-- BEGIN Data provided --

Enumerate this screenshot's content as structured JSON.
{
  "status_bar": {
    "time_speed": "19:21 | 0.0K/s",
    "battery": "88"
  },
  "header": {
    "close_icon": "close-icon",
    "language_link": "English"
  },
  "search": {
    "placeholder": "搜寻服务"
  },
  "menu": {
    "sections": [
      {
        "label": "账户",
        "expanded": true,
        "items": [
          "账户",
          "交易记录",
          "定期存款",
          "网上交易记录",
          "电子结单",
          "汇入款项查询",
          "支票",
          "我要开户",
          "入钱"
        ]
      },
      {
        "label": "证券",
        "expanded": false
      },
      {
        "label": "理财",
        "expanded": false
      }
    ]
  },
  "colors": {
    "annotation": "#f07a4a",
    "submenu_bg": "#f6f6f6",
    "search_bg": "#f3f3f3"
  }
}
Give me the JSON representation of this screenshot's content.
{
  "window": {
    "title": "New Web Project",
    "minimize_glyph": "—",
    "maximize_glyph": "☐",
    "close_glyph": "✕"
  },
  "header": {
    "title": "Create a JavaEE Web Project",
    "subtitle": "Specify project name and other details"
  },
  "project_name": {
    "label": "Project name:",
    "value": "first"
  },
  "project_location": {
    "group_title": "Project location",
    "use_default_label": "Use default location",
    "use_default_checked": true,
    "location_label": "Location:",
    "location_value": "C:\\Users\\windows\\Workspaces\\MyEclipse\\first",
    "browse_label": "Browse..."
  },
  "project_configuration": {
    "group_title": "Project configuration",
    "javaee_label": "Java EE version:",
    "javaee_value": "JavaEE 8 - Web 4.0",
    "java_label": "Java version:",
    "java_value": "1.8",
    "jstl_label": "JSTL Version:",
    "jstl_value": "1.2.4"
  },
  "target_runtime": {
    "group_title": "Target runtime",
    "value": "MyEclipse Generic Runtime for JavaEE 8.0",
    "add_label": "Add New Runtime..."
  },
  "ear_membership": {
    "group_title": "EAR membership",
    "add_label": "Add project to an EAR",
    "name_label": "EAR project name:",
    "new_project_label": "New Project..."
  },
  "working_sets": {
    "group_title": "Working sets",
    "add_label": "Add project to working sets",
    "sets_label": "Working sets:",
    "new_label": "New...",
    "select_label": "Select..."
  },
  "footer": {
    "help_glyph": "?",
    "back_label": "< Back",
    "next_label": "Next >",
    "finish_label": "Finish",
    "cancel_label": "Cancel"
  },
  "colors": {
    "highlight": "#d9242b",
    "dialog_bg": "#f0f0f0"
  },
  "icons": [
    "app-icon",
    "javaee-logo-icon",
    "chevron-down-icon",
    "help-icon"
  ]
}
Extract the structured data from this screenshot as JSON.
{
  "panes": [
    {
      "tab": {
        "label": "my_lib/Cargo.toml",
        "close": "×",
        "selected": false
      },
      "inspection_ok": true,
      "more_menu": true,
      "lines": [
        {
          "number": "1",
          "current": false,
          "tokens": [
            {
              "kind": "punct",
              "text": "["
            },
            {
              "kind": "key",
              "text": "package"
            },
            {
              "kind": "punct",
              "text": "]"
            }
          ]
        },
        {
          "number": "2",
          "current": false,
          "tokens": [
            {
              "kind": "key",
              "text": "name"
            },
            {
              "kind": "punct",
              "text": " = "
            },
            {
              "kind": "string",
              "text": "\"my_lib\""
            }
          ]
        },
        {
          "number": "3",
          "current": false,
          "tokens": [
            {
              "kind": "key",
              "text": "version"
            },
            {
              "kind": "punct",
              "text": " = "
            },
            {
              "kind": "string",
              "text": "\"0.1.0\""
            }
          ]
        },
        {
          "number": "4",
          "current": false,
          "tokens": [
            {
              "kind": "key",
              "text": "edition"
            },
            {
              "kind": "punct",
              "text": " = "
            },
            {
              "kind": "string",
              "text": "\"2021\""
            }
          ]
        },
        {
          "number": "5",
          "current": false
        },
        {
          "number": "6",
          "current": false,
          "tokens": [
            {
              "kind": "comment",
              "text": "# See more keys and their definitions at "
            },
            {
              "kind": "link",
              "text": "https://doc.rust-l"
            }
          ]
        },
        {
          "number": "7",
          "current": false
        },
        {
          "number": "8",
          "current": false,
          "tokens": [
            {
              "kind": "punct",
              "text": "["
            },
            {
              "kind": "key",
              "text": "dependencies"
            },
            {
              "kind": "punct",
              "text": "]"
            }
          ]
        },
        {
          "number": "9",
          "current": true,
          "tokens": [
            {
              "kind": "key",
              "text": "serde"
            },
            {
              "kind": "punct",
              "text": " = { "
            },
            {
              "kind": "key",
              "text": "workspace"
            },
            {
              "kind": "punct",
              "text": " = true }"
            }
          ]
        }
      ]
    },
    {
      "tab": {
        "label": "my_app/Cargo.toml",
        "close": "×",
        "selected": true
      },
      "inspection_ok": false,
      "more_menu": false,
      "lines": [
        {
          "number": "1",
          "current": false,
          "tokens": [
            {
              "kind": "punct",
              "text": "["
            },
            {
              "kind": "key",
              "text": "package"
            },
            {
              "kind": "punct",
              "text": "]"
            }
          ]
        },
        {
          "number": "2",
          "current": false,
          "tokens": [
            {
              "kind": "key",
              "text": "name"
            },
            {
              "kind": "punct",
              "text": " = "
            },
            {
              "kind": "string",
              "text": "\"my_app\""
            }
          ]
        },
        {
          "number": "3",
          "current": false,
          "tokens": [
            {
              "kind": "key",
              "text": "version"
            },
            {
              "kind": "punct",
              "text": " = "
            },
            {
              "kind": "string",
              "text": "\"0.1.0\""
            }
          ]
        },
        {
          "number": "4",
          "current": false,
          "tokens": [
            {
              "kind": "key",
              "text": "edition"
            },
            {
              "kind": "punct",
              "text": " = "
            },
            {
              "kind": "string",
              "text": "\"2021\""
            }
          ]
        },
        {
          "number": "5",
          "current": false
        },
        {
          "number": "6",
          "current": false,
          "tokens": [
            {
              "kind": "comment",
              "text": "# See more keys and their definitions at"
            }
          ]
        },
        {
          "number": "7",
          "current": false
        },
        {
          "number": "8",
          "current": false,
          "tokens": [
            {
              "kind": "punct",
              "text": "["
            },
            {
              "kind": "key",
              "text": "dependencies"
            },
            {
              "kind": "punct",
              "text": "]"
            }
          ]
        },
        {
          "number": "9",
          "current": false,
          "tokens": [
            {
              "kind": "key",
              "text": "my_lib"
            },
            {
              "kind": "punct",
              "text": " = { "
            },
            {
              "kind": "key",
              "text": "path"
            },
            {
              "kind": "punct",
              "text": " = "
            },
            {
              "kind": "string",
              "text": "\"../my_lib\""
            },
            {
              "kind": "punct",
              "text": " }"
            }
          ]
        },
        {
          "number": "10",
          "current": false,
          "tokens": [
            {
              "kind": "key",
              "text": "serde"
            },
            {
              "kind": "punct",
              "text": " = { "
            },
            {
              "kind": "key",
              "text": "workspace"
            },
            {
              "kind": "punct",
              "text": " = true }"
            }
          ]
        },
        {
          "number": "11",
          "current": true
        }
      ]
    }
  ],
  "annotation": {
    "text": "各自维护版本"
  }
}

-- END Data provided --

• Work required: Give an exact copy of all the data shown above.

• Worked solution:
Enumerate this screenshot's content as structured JSON.
{
  "status_bar": {
    "time_speed": "19:21 | 0.0K/s",
    "battery": "88"
  },
  "header": {
    "close_icon": "close-icon",
    "language_link": "English"
  },
  "search": {
    "placeholder": "搜寻服务"
  },
  "menu": {
    "sections": [
      {
        "label": "账户",
        "expanded": true,
        "items": [
          "账户",
          "交易记录",
          "定期存款",
          "网上交易记录",
          "电子结单",
          "汇入款项查询",
          "支票",
          "我要开户",
          "入钱"
        ]
      },
      {
        "label": "证券",
        "expanded": false
      },
      {
        "label": "理财",
        "expanded": false
      }
    ]
  },
  "colors": {
    "annotation": "#f07a4a",
    "submenu_bg": "#f6f6f6",
    "search_bg": "#f3f3f3"
  }
}
Give me the JSON representation of this screenshot's content.
{
  "window": {
    "title": "New Web Project",
    "minimize_glyph": "—",
    "maximize_glyph": "☐",
    "close_glyph": "✕"
  },
  "header": {
    "title": "Create a JavaEE Web Project",
    "subtitle": "Specify project name and other details"
  },
  "project_name": {
    "label": "Project name:",
    "value": "first"
  },
  "project_location": {
    "group_title": "Project location",
    "use_default_label": "Use default location",
    "use_default_checked": true,
    "location_label": "Location:",
    "location_value": "C:\\Users\\windows\\Workspaces\\MyEclipse\\first",
    "browse_label": "Browse..."
  },
  "project_configuration": {
    "group_title": "Project configuration",
    "javaee_label": "Java EE version:",
    "javaee_value": "JavaEE 8 - Web 4.0",
    "java_label": "Java version:",
    "java_value": "1.8",
    "jstl_label": "JSTL Version:",
    "jstl_value": "1.2.4"
  },
  "target_runtime": {
    "group_title": "Target runtime",
    "value": "MyEclipse Generic Runtime for JavaEE 8.0",
    "add_label": "Add New Runtime..."
  },
  "ear_membership": {
    "group_title": "EAR membership",
    "add_label": "Add project to an EAR",
    "name_label": "EAR project name:",
    "new_project_label": "New Project..."
  },
  "working_sets": {
    "group_title": "Working sets",
    "add_label": "Add project to working sets",
    "sets_label": "Working sets:",
    "new_label": "New...",
    "select_label": "Select..."
  },
  "footer": {
    "help_glyph": "?",
    "back_label": "< Back",
    "next_label": "Next >",
    "finish_label": "Finish",
    "cancel_label": "Cancel"
  },
  "colors": {
    "highlight": "#d9242b",
    "dialog_bg": "#f0f0f0"
  },
  "icons": [
    "app-icon",
    "javaee-logo-icon",
    "chevron-down-icon",
    "help-icon"
  ]
}
Extract the structured data from this screenshot as JSON.
{
  "panes": [
    {
      "tab": {
        "label": "my_lib/Cargo.toml",
        "close": "×",
        "selected": false
      },
      "inspection_ok": true,
      "more_menu": true,
      "lines": [
        {
          "number": "1",
          "current": false,
          "tokens": [
            {
              "kind": "punct",
              "text": "["
            },
            {
              "kind": "key",
              "text": "package"
            },
            {
              "kind": "punct",
              "text": "]"
            }
          ]
        },
        {
          "number": "2",
          "current": false,
          "tokens": [
            {
              "kind": "key",
              "text": "name"
            },
            {
              "kind": "punct",
              "text": " = "
            },
            {
              "kind": "string",
              "text": "\"my_lib\""
            }
          ]
        },
        {
          "number": "3",
          "current": false,
          "tokens": [
            {
              "kind": "key",
              "text": "version"
            },
            {
              "kind": "punct",
              "text": " = "
            },
            {
              "kind": "string",
              "text": "\"0.1.0\""
            }
          ]
        },
        {
          "number": "4",
          "current": false,
          "tokens": [
            {
              "kind": "key",
              "text": "edition"
            },
            {
              "kind": "punct",
              "text": " = "
            },
            {
              "kind": "string",
              "text": "\"2021\""
            }
          ]
        },
        {
          "number": "5",
          "current": false
        },
        {
          "number": "6",
          "current": false,
          "tokens": [
            {
              "kind": "comment",
              "text": "# See more keys and their definitions at "
            },
            {
              "kind": "link",
              "text": "https://doc.rust-l"
            }
          ]
        },
        {
          "number": "7",
          "current": false
        },
        {
          "number": "8",
          "current": false,
          "tokens": [
            {
              "kind": "punct",
              "text": "["
            },
            {
              "kind": "key",
              "text": "dependencies"
            },
            {
              "kind": "punct",
              "text": "]"
            }
          ]
        },
        {
          "number": "9",
          "current": true,
          "tokens": [
            {
              "kind": "key",
              "text": "serde"
            },
            {
              "kind": "punct",
              "text": " = { "
            },
            {
              "kind": "key",
              "text": "workspace"
            },
            {
              "kind": "punct",
              "text": " = true }"
            }
          ]
        }
      ]
    },
    {
      "tab": {
        "label": "my_app/Cargo.toml",
        "close": "×",
        "selected": true
      },
      "inspection_ok": false,
      "more_menu": false,
      "lines": [
        {
          "number": "1",
          "current": false,
          "tokens": [
            {
              "kind": "punct",
              "text": "["
            },
            {
              "kind": "key",
              "text": "package"
            },
            {
              "kind": "punct",
              "text": "]"
            }
          ]
        },
        {
          "number": "2",
          "current": false,
          "tokens": [
            {
              "kind": "key",
              "text": "name"
            },
            {
              "kind": "punct",
              "text": " = "
            },
            {
              "kind": "string",
              "text": "\"my_app\""
            }
          ]
        },
        {
          "number": "3",
          "current": false,
          "tokens": [
            {
              "kind": "key",
              "text": "version"
            },
            {
              "kind": "punct",
              "text": " = "
            },
            {
              "kind": "string",
              "text": "\"0.1.0\""
            }
          ]
        },
        {
          "number": "4",
          "current": false,
          "tokens": [
            {
              "kind": "key",
              "text": "edition"
            },
            {
              "kind": "punct",
              "text": " = "
            },
            {
              "kind": "string",
              "text": "\"2021\""
            }
          ]
        },
        {
          "number": "5",
          "current": false
        },
        {
          "number": "6",
          "current": false,
          "tokens": [
            {
              "kind": "comment",
              "text": "# See more keys and their definitions at"
            }
          ]
        },
        {
          "number": "7",
          "current": false
        },
        {
          "number": "8",
          "current": false,
          "tokens": [
            {
              "kind": "punct",
              "text": "["
            },
            {
              "kind": "key",
              "text": "dependencies"
            },
            {
              "kind": "punct",
              "text": "]"
            }
          ]
        },
        {
          "number": "9",
          "current": false,
          "tokens": [
            {
              "kind": "key",
              "text": "my_lib"
            },
            {
              "kind": "punct",
              "text": " = { "
            },
            {
              "kind": "key",
              "text": "path"
            },
            {
              "kind": "punct",
              "text": " = "
            },
            {
              "kind": "string",
              "text": "\"../my_lib\""
            },
            {
              "kind": "punct",
              "text": " }"
            }
          ]
        },
        {
          "number": "10",
          "current": false,
          "tokens": [
            {
              "kind": "key",
              "text": "serde"
            },
            {
              "kind": "punct",
              "text": " = { "
            },
            {
              "kind": "key",
              "text": "workspace"
            },
            {
              "kind": "punct",
              "text": " = true }"
            }
          ]
        },
        {
          "number": "11",
          "current": true
        }
      ]
    }
  ],
  "annotation": {
    "text": "各自维护版本"
  }
}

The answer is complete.